--- Exercise goal ---
Return only the number of lines in the entries below that hold the word "total".

BEGIN Records for the exercise

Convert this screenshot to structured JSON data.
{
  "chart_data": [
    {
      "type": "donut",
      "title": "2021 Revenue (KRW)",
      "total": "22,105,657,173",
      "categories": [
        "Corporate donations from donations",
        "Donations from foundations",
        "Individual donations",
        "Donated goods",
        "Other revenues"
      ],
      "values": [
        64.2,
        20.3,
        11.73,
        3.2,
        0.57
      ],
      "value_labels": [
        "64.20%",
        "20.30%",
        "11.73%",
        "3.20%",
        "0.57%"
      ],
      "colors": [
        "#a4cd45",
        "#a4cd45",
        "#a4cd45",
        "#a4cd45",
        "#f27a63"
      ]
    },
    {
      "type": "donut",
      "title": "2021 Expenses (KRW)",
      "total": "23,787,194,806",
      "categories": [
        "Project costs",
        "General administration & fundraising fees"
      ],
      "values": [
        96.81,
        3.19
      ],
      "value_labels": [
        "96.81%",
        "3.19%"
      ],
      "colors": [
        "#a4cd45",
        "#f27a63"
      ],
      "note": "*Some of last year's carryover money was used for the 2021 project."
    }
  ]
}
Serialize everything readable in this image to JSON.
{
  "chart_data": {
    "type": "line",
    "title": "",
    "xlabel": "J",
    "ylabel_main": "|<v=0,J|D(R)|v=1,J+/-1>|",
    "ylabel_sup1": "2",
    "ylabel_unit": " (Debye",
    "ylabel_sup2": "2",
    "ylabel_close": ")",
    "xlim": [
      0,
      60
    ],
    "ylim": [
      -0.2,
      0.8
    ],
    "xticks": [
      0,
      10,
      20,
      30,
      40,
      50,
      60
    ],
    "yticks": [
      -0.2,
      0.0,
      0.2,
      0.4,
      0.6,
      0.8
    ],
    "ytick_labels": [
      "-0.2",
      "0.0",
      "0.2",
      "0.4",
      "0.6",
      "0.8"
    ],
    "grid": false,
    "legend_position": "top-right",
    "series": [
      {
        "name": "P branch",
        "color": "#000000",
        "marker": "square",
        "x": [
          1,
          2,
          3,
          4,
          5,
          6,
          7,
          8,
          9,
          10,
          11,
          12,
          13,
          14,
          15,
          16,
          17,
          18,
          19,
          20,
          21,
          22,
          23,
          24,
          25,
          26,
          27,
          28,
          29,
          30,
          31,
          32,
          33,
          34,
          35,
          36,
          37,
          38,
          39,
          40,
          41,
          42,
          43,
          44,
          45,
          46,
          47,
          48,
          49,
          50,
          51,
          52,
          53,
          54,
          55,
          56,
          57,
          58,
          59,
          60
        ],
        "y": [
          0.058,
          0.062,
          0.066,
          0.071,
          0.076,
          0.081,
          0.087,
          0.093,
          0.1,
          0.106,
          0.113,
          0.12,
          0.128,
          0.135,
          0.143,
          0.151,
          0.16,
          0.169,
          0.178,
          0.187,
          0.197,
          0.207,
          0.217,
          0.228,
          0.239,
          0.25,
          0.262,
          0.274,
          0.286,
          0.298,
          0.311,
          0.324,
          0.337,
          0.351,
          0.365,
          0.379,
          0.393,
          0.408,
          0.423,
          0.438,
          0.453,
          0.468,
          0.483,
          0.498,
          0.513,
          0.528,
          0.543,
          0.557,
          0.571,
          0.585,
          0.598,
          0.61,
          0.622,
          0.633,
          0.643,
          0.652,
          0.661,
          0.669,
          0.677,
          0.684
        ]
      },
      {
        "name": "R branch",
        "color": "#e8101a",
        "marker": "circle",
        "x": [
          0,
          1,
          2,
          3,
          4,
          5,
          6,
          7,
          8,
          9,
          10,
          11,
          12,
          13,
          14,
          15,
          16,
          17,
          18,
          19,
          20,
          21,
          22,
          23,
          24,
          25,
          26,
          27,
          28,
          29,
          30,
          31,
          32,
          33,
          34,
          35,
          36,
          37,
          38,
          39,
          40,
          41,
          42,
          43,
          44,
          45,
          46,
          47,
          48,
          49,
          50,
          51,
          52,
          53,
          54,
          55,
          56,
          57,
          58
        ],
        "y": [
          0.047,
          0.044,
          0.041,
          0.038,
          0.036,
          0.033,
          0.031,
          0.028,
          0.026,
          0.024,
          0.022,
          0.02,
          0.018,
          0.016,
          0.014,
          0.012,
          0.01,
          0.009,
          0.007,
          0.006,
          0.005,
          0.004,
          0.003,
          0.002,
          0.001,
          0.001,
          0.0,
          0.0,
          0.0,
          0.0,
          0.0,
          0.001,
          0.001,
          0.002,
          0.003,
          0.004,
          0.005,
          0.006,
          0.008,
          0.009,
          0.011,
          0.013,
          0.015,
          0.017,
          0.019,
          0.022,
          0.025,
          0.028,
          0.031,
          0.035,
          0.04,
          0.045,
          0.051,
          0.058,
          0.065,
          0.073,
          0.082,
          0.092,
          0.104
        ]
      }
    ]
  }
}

END Records for the exercise

--- Written response ---
2